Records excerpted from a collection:
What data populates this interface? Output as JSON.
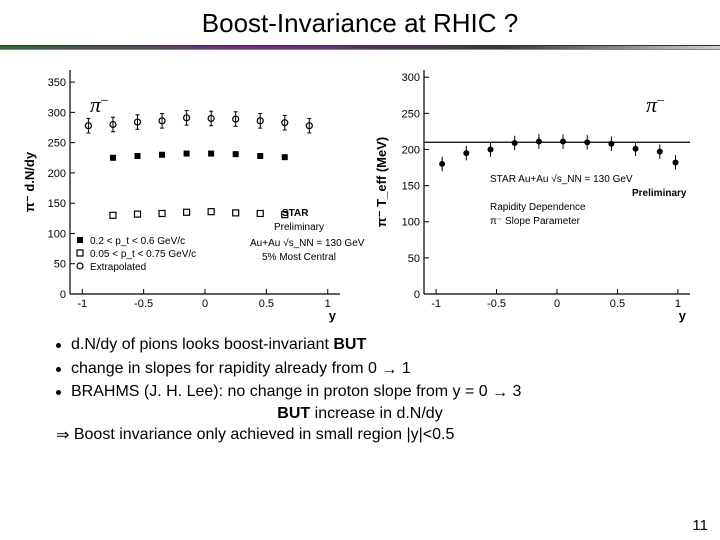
{
  "title": "Boost-Invariance at RHIC ?",
  "pi_label": "π",
  "pi_sup": "–",
  "arrow": "→",
  "implies": "⇒",
  "bullets": {
    "b1_a": "d.N/dy of pions looks boost-invariant ",
    "b1_b": "BUT",
    "b2_a": "change in slopes for rapidity already from 0 ",
    "b2_b": " 1",
    "b3_a": "BRAHMS (J. H. Lee): no change in proton slope from y = 0 ",
    "b3_b": " 3"
  },
  "center_a": "BUT",
  "center_b": " increase in d.N/dy",
  "conclusion": " Boost invariance only achieved in small region |y|<0.5",
  "page_number": "11",
  "chart_left": {
    "ylabel": "π⁻ d.N/dy",
    "xlabel": "y",
    "xlim": [
      -1.1,
      1.1
    ],
    "xticks": [
      -1,
      -0.5,
      0,
      0.5,
      1
    ],
    "ylim": [
      0,
      370
    ],
    "yticks": [
      0,
      50,
      100,
      150,
      200,
      250,
      300,
      350
    ],
    "series_top": {
      "marker": "open-circle",
      "color": "#000000",
      "pts": [
        [
          -0.95,
          278
        ],
        [
          -0.75,
          280
        ],
        [
          -0.55,
          284
        ],
        [
          -0.35,
          286
        ],
        [
          -0.15,
          291
        ],
        [
          0.05,
          290
        ],
        [
          0.25,
          289
        ],
        [
          0.45,
          286
        ],
        [
          0.65,
          283
        ],
        [
          0.85,
          278
        ]
      ],
      "err": 12
    },
    "series_mid": {
      "marker": "filled-square",
      "color": "#000000",
      "pts": [
        [
          -0.75,
          225
        ],
        [
          -0.55,
          228
        ],
        [
          -0.35,
          230
        ],
        [
          -0.15,
          232
        ],
        [
          0.05,
          232
        ],
        [
          0.25,
          231
        ],
        [
          0.45,
          228
        ],
        [
          0.65,
          226
        ]
      ]
    },
    "series_low": {
      "marker": "open-square",
      "color": "#000000",
      "pts": [
        [
          -0.75,
          130
        ],
        [
          -0.55,
          132
        ],
        [
          -0.35,
          133
        ],
        [
          -0.15,
          135
        ],
        [
          0.05,
          136
        ],
        [
          0.25,
          134
        ],
        [
          0.45,
          133
        ],
        [
          0.65,
          131
        ]
      ]
    },
    "legend": [
      {
        "marker": "filled-square",
        "label": "0.2 < p_t < 0.6 GeV/c"
      },
      {
        "marker": "open-square",
        "label": "0.05 < p_t < 0.75 GeV/c"
      },
      {
        "marker": "open-circle",
        "label": "Extrapolated"
      }
    ],
    "annot1_bold": "STAR",
    "annot1": "Preliminary",
    "annot2": "Au+Au √s_NN = 130 GeV",
    "annot3": "5% Most Central"
  },
  "chart_right": {
    "ylabel": "π⁻ T_eff (MeV)",
    "xlabel": "y",
    "xlim": [
      -1.1,
      1.1
    ],
    "xticks": [
      -1,
      -0.5,
      0,
      0.5,
      1
    ],
    "ylim": [
      0,
      310
    ],
    "yticks": [
      0,
      50,
      100,
      150,
      200,
      250,
      300
    ],
    "hline": 210,
    "series": {
      "marker": "filled-circle",
      "color": "#000000",
      "pts": [
        [
          -0.95,
          180
        ],
        [
          -0.75,
          195
        ],
        [
          -0.55,
          200
        ],
        [
          -0.35,
          209
        ],
        [
          -0.15,
          211
        ],
        [
          0.05,
          211
        ],
        [
          0.25,
          210
        ],
        [
          0.45,
          208
        ],
        [
          0.65,
          201
        ],
        [
          0.85,
          197
        ],
        [
          0.98,
          182
        ]
      ],
      "err": 10
    },
    "annot1": "STAR Au+Au √s_NN = 130 GeV",
    "annot1b_bold": "Preliminary",
    "annot2": "Rapidity Dependence",
    "annot3": "π⁻ Slope Parameter"
  },
  "colors": {
    "axis": "#000000",
    "grid": "#000000"
  }
}
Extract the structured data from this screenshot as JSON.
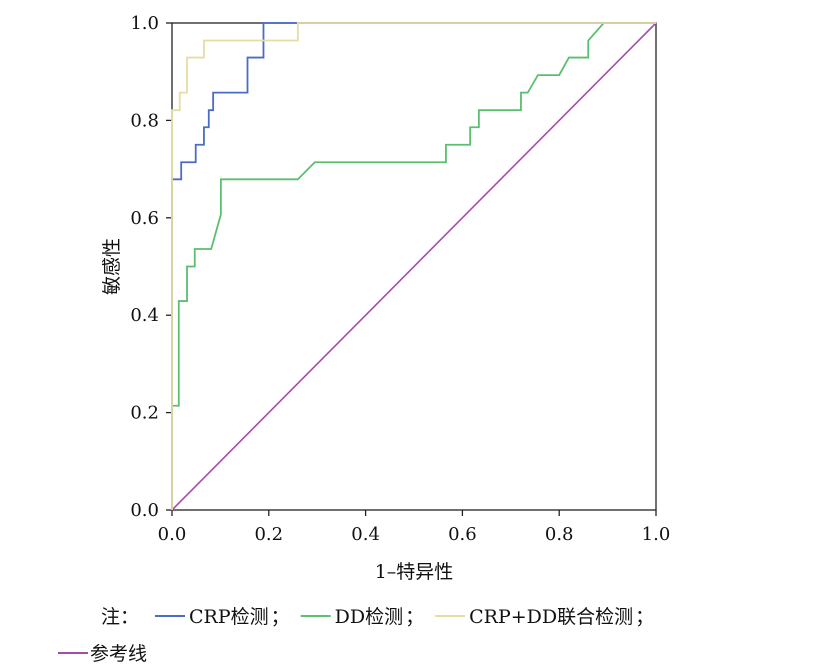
{
  "chart_data": {
    "type": "line",
    "xlabel": "1–特异性",
    "ylabel": "敏感性",
    "xlim": [
      0,
      1
    ],
    "ylim": [
      0,
      1
    ],
    "x_ticks": [
      "0.0",
      "0.2",
      "0.4",
      "0.6",
      "0.8",
      "1.0"
    ],
    "y_ticks": [
      "0.0",
      "0.2",
      "0.4",
      "0.6",
      "0.8",
      "1.0"
    ],
    "grid": false,
    "series": [
      {
        "name": "CRP检测",
        "color": "#4a6cc4",
        "points": [
          [
            0,
            0
          ],
          [
            0,
            0.679
          ],
          [
            0.019,
            0.679
          ],
          [
            0.019,
            0.714
          ],
          [
            0.049,
            0.714
          ],
          [
            0.049,
            0.75
          ],
          [
            0.066,
            0.75
          ],
          [
            0.066,
            0.786
          ],
          [
            0.076,
            0.786
          ],
          [
            0.076,
            0.821
          ],
          [
            0.085,
            0.821
          ],
          [
            0.085,
            0.857
          ],
          [
            0.156,
            0.857
          ],
          [
            0.156,
            0.929
          ],
          [
            0.189,
            0.929
          ],
          [
            0.189,
            1.0
          ],
          [
            0.26,
            1.0
          ],
          [
            1.0,
            1.0
          ]
        ]
      },
      {
        "name": "DD检测",
        "color": "#5abf6e",
        "points": [
          [
            0,
            0
          ],
          [
            0,
            0.214
          ],
          [
            0.014,
            0.214
          ],
          [
            0.014,
            0.429
          ],
          [
            0.031,
            0.429
          ],
          [
            0.031,
            0.5
          ],
          [
            0.047,
            0.5
          ],
          [
            0.047,
            0.536
          ],
          [
            0.081,
            0.536
          ],
          [
            0.101,
            0.607
          ],
          [
            0.101,
            0.679
          ],
          [
            0.26,
            0.679
          ],
          [
            0.295,
            0.714
          ],
          [
            0.566,
            0.714
          ],
          [
            0.566,
            0.75
          ],
          [
            0.616,
            0.75
          ],
          [
            0.616,
            0.786
          ],
          [
            0.634,
            0.786
          ],
          [
            0.634,
            0.821
          ],
          [
            0.721,
            0.821
          ],
          [
            0.721,
            0.857
          ],
          [
            0.735,
            0.857
          ],
          [
            0.756,
            0.893
          ],
          [
            0.8,
            0.893
          ],
          [
            0.82,
            0.929
          ],
          [
            0.86,
            0.929
          ],
          [
            0.86,
            0.964
          ],
          [
            0.892,
            1.0
          ],
          [
            1.0,
            1.0
          ]
        ]
      },
      {
        "name": "CRP+DD联合检测",
        "color": "#e6dca4",
        "points": [
          [
            0,
            0
          ],
          [
            0,
            0.821
          ],
          [
            0.016,
            0.821
          ],
          [
            0.016,
            0.857
          ],
          [
            0.031,
            0.857
          ],
          [
            0.031,
            0.929
          ],
          [
            0.066,
            0.929
          ],
          [
            0.066,
            0.964
          ],
          [
            0.26,
            0.964
          ],
          [
            0.26,
            1.0
          ],
          [
            1.0,
            1.0
          ]
        ]
      },
      {
        "name": "参考线",
        "color": "#a84ba8",
        "points": [
          [
            0,
            0
          ],
          [
            1,
            1
          ]
        ]
      }
    ],
    "legend": {
      "prefix": "注：",
      "separator": "；",
      "placement": "bottom"
    }
  }
}
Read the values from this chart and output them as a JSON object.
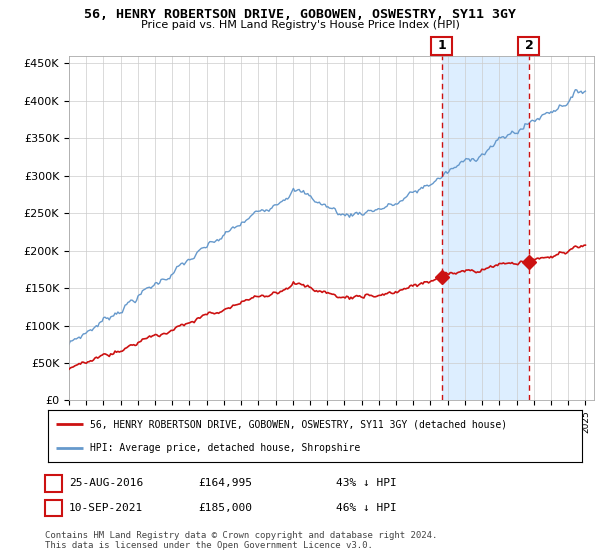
{
  "title": "56, HENRY ROBERTSON DRIVE, GOBOWEN, OSWESTRY, SY11 3GY",
  "subtitle": "Price paid vs. HM Land Registry's House Price Index (HPI)",
  "ylabel_ticks": [
    "£0",
    "£50K",
    "£100K",
    "£150K",
    "£200K",
    "£250K",
    "£300K",
    "£350K",
    "£400K",
    "£450K"
  ],
  "ytick_values": [
    0,
    50000,
    100000,
    150000,
    200000,
    250000,
    300000,
    350000,
    400000,
    450000
  ],
  "ylim": [
    0,
    460000
  ],
  "xlim_start": 1995.0,
  "xlim_end": 2025.5,
  "hpi_color": "#6699cc",
  "price_color": "#cc1111",
  "shade_color": "#ddeeff",
  "marker1_date": 2016.65,
  "marker1_price": 164995,
  "marker2_date": 2021.72,
  "marker2_price": 185000,
  "legend_label_price": "56, HENRY ROBERTSON DRIVE, GOBOWEN, OSWESTRY, SY11 3GY (detached house)",
  "legend_label_hpi": "HPI: Average price, detached house, Shropshire",
  "annotation1_date": "25-AUG-2016",
  "annotation1_price": "£164,995",
  "annotation1_hpi": "43% ↓ HPI",
  "annotation2_date": "10-SEP-2021",
  "annotation2_price": "£185,000",
  "annotation2_hpi": "46% ↓ HPI",
  "footer": "Contains HM Land Registry data © Crown copyright and database right 2024.\nThis data is licensed under the Open Government Licence v3.0.",
  "background_color": "#ffffff",
  "grid_color": "#cccccc"
}
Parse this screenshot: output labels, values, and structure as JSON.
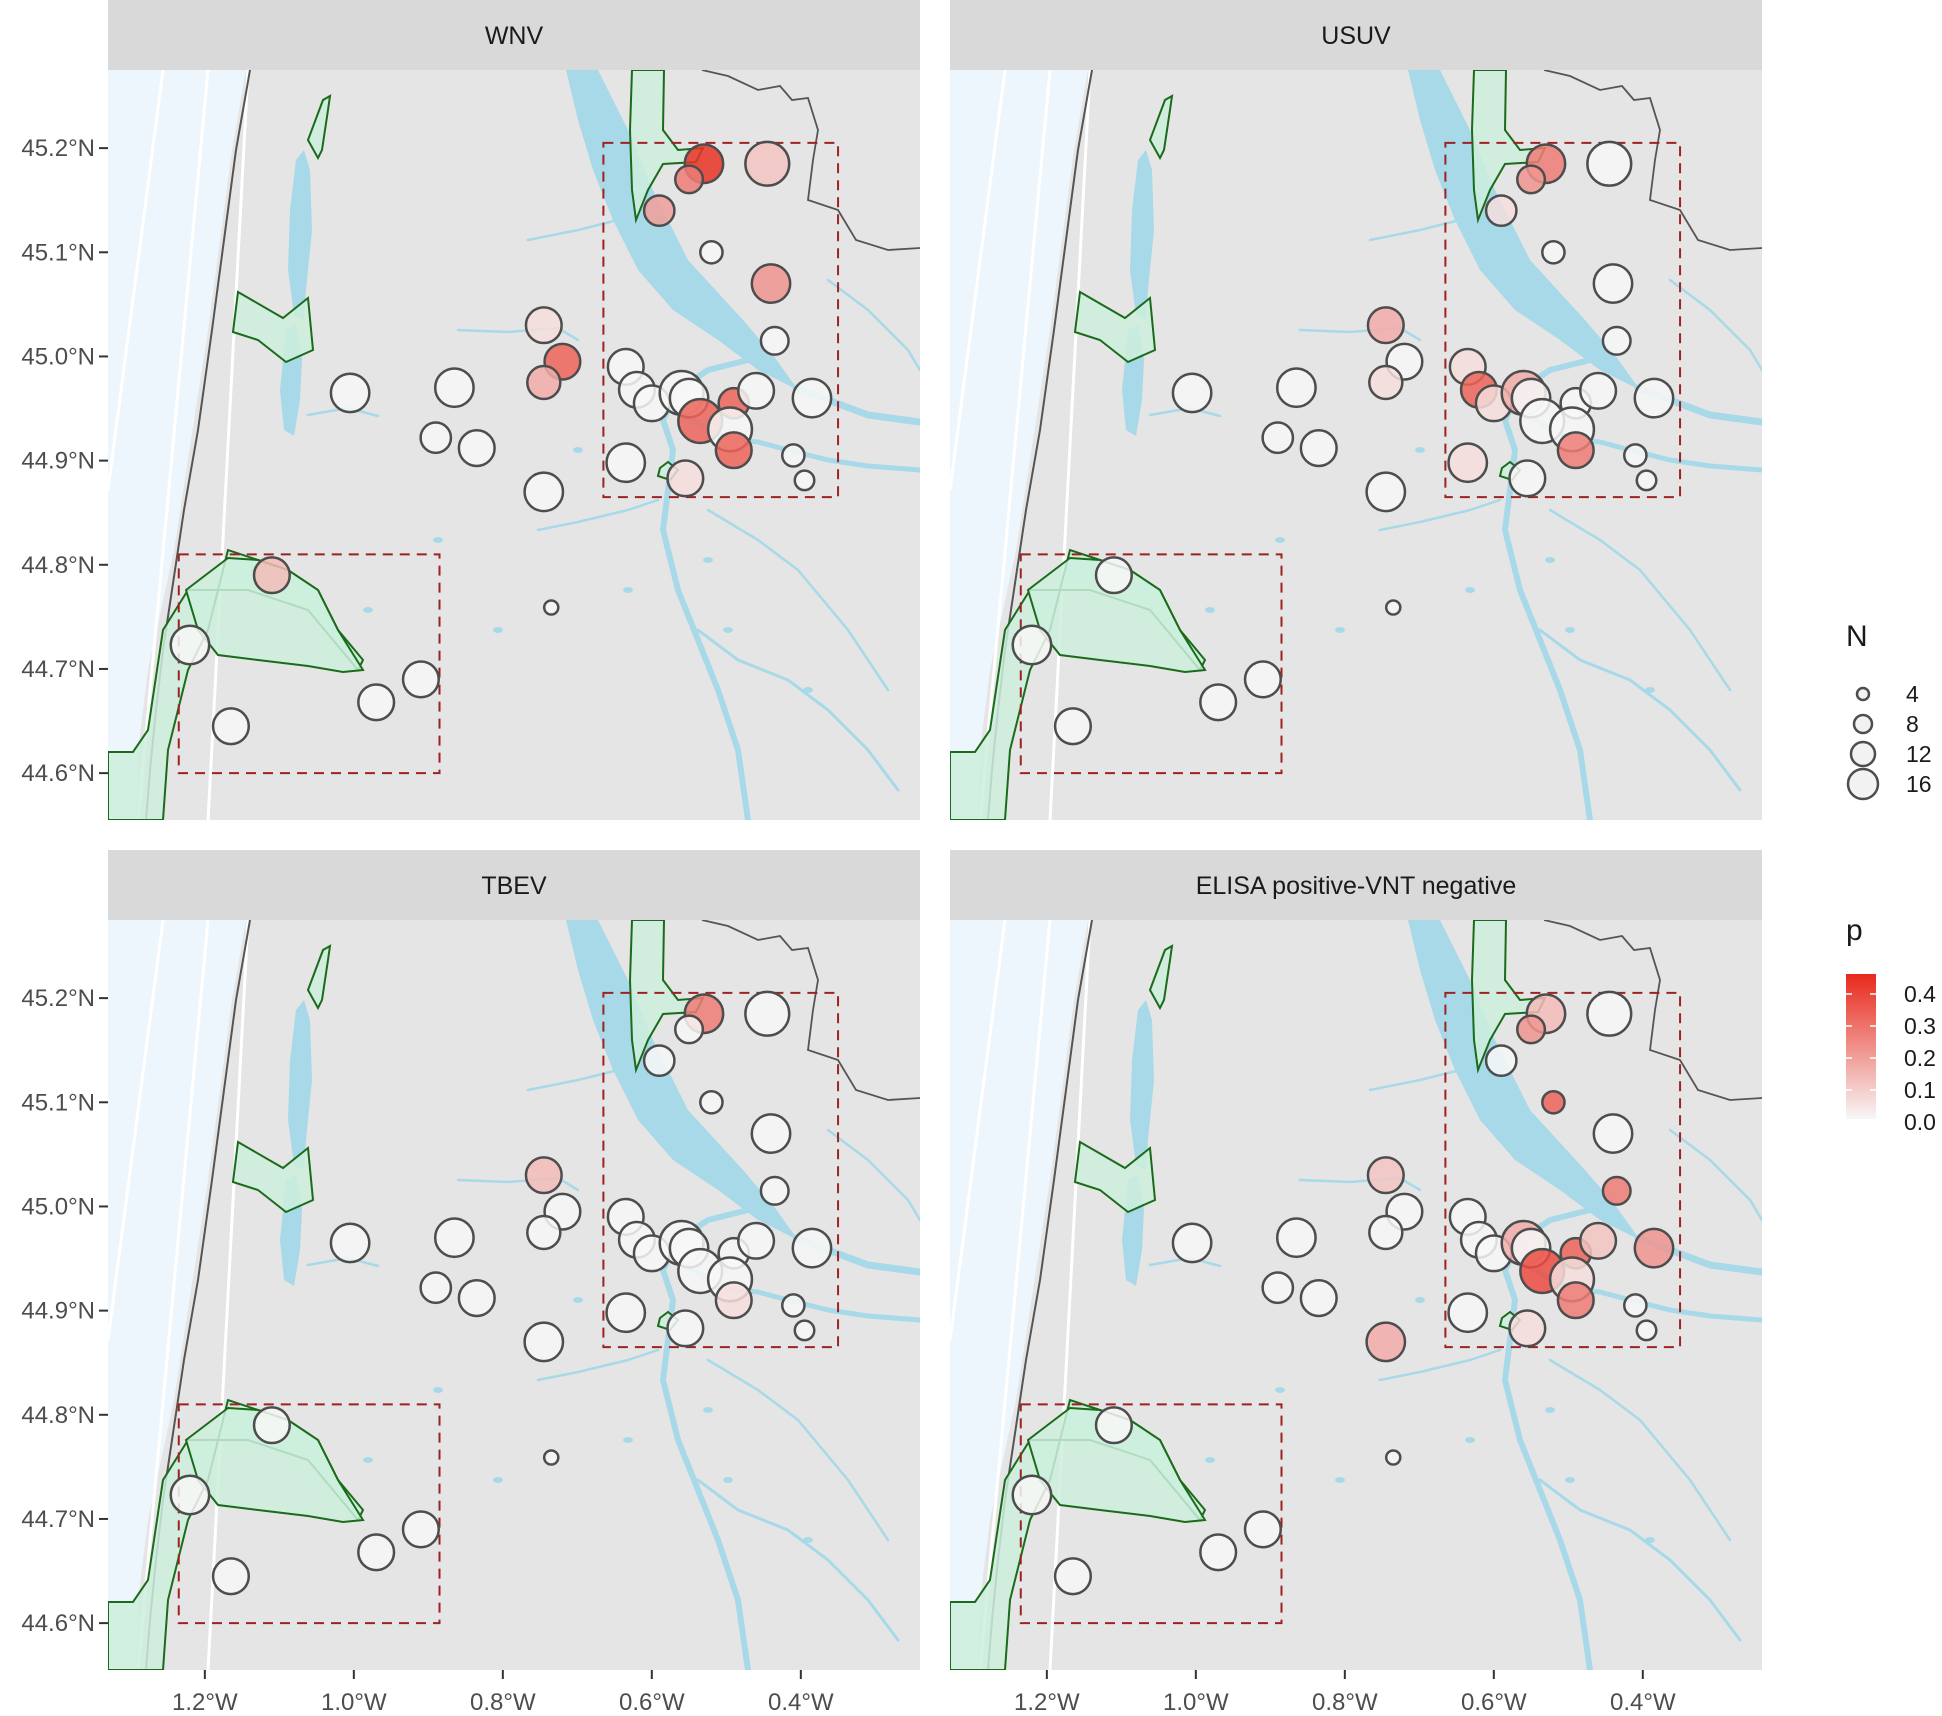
{
  "figure": {
    "panels": [
      {
        "title": "WNV"
      },
      {
        "title": "USUV"
      },
      {
        "title": "TBEV"
      },
      {
        "title": "ELISA positive-VNT negative"
      }
    ],
    "y_tick_labels": [
      "45.2°N",
      "45.1°N",
      "45.0°N",
      "44.9°N",
      "44.8°N",
      "44.7°N",
      "44.6°N"
    ],
    "x_tick_labels": [
      "1.2°W",
      "1.0°W",
      "0.8°W",
      "0.6°W",
      "0.4°W"
    ],
    "legend": {
      "size_title": "N",
      "size_labels": [
        "4",
        "8",
        "12",
        "16"
      ],
      "color_title": "p",
      "color_labels": [
        "0.4",
        "0.3",
        "0.2",
        "0.1",
        "0.0"
      ],
      "color_low": "#f7f7f7",
      "color_high": "#e8291c"
    },
    "colors": {
      "strip": "#d9d9d9",
      "land": "#e5e5e5",
      "sea": "#eef6fd",
      "water": "#a8d9e8",
      "protected_fill": "#cdeedd",
      "protected_stroke": "#1a6b1a",
      "box_stroke": "#9b2323",
      "point_stroke": "#4d4d4d"
    }
  },
  "chart_data": {
    "type": "scatter",
    "x_unit": "longitude (°E, negative = W)",
    "y_unit": "latitude (°N)",
    "xlim": [
      -1.33,
      -0.24
    ],
    "ylim": [
      44.555,
      45.275
    ],
    "study_areas": [
      {
        "lon_min": -1.235,
        "lon_max": -0.885,
        "lat_min": 44.6,
        "lat_max": 44.81
      },
      {
        "lon_min": -0.665,
        "lon_max": -0.35,
        "lat_min": 44.865,
        "lat_max": 45.205
      }
    ],
    "sites": [
      {
        "lon": -0.53,
        "lat": 45.185,
        "n": 12
      },
      {
        "lon": -0.55,
        "lat": 45.17,
        "n": 8
      },
      {
        "lon": -0.445,
        "lat": 45.185,
        "n": 14
      },
      {
        "lon": -0.59,
        "lat": 45.14,
        "n": 9
      },
      {
        "lon": -0.52,
        "lat": 45.1,
        "n": 6
      },
      {
        "lon": -0.44,
        "lat": 45.07,
        "n": 12
      },
      {
        "lon": -0.435,
        "lat": 45.015,
        "n": 8
      },
      {
        "lon": -0.745,
        "lat": 45.03,
        "n": 11
      },
      {
        "lon": -0.72,
        "lat": 44.995,
        "n": 11
      },
      {
        "lon": -0.745,
        "lat": 44.975,
        "n": 10
      },
      {
        "lon": -0.635,
        "lat": 44.99,
        "n": 11
      },
      {
        "lon": -0.62,
        "lat": 44.968,
        "n": 11
      },
      {
        "lon": -0.6,
        "lat": 44.955,
        "n": 11
      },
      {
        "lon": -0.56,
        "lat": 44.965,
        "n": 14
      },
      {
        "lon": -0.55,
        "lat": 44.96,
        "n": 12
      },
      {
        "lon": -0.535,
        "lat": 44.938,
        "n": 14
      },
      {
        "lon": -0.49,
        "lat": 44.955,
        "n": 9
      },
      {
        "lon": -0.46,
        "lat": 44.967,
        "n": 11
      },
      {
        "lon": -0.495,
        "lat": 44.93,
        "n": 14
      },
      {
        "lon": -0.49,
        "lat": 44.91,
        "n": 11
      },
      {
        "lon": -0.385,
        "lat": 44.96,
        "n": 12
      },
      {
        "lon": -0.41,
        "lat": 44.905,
        "n": 6
      },
      {
        "lon": -0.635,
        "lat": 44.898,
        "n": 12
      },
      {
        "lon": -0.555,
        "lat": 44.883,
        "n": 11
      },
      {
        "lon": -0.395,
        "lat": 44.881,
        "n": 5
      },
      {
        "lon": -1.005,
        "lat": 44.965,
        "n": 12
      },
      {
        "lon": -0.865,
        "lat": 44.97,
        "n": 12
      },
      {
        "lon": -0.89,
        "lat": 44.922,
        "n": 9
      },
      {
        "lon": -0.835,
        "lat": 44.912,
        "n": 11
      },
      {
        "lon": -0.745,
        "lat": 44.87,
        "n": 12
      },
      {
        "lon": -0.735,
        "lat": 44.759,
        "n": 3
      },
      {
        "lon": -1.11,
        "lat": 44.79,
        "n": 11
      },
      {
        "lon": -1.22,
        "lat": 44.723,
        "n": 12
      },
      {
        "lon": -0.91,
        "lat": 44.69,
        "n": 11
      },
      {
        "lon": -0.97,
        "lat": 44.668,
        "n": 11
      },
      {
        "lon": -1.165,
        "lat": 44.645,
        "n": 11
      }
    ],
    "p_values": {
      "WNV": [
        0.4,
        0.25,
        0.1,
        0.18,
        0,
        0.2,
        0,
        0.05,
        0.3,
        0.15,
        0,
        0,
        0,
        0,
        0,
        0.3,
        0.3,
        0,
        0,
        0.3,
        0,
        0,
        0,
        0.05,
        0,
        0,
        0,
        0,
        0,
        0,
        0,
        0.12,
        0,
        0,
        0,
        0
      ],
      "USUV": [
        0.25,
        0.2,
        0,
        0.05,
        0,
        0,
        0,
        0.15,
        0,
        0.05,
        0.05,
        0.3,
        0.05,
        0.15,
        0,
        0,
        0,
        0,
        0,
        0.25,
        0,
        0,
        0.05,
        0,
        0,
        0,
        0,
        0,
        0,
        0,
        0,
        0,
        0,
        0,
        0,
        0
      ],
      "TBEV": [
        0.25,
        0,
        0,
        0,
        0,
        0,
        0,
        0.12,
        0,
        0,
        0,
        0,
        0,
        0,
        0,
        0,
        0,
        0,
        0,
        0.05,
        0,
        0,
        0,
        0,
        0,
        0,
        0,
        0,
        0,
        0,
        0,
        0,
        0,
        0,
        0,
        0
      ],
      "ELISA positive-VNT negative": [
        0.12,
        0.2,
        0,
        0,
        0.3,
        0,
        0.25,
        0.1,
        0,
        0,
        0,
        0,
        0,
        0.15,
        0,
        0.35,
        0.3,
        0.1,
        0.05,
        0.25,
        0.2,
        0,
        0,
        0.05,
        0,
        0,
        0,
        0,
        0,
        0.15,
        0,
        0,
        0,
        0,
        0,
        0
      ]
    },
    "legend": {
      "size": "N",
      "color": "p"
    }
  }
}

*Written task:*
Select every line of the records holding the string "OSWESTRY".

*Correct output:*
  "title": "56, HENRY ROBERTSON DRIVE, GOBOWEN, OSWESTRY, SY11 3GY",
  "legend_label_price": "56, HENRY ROBERTSON DRIVE, GOBOWEN, OSWESTRY, SY11 3GY (detached house)",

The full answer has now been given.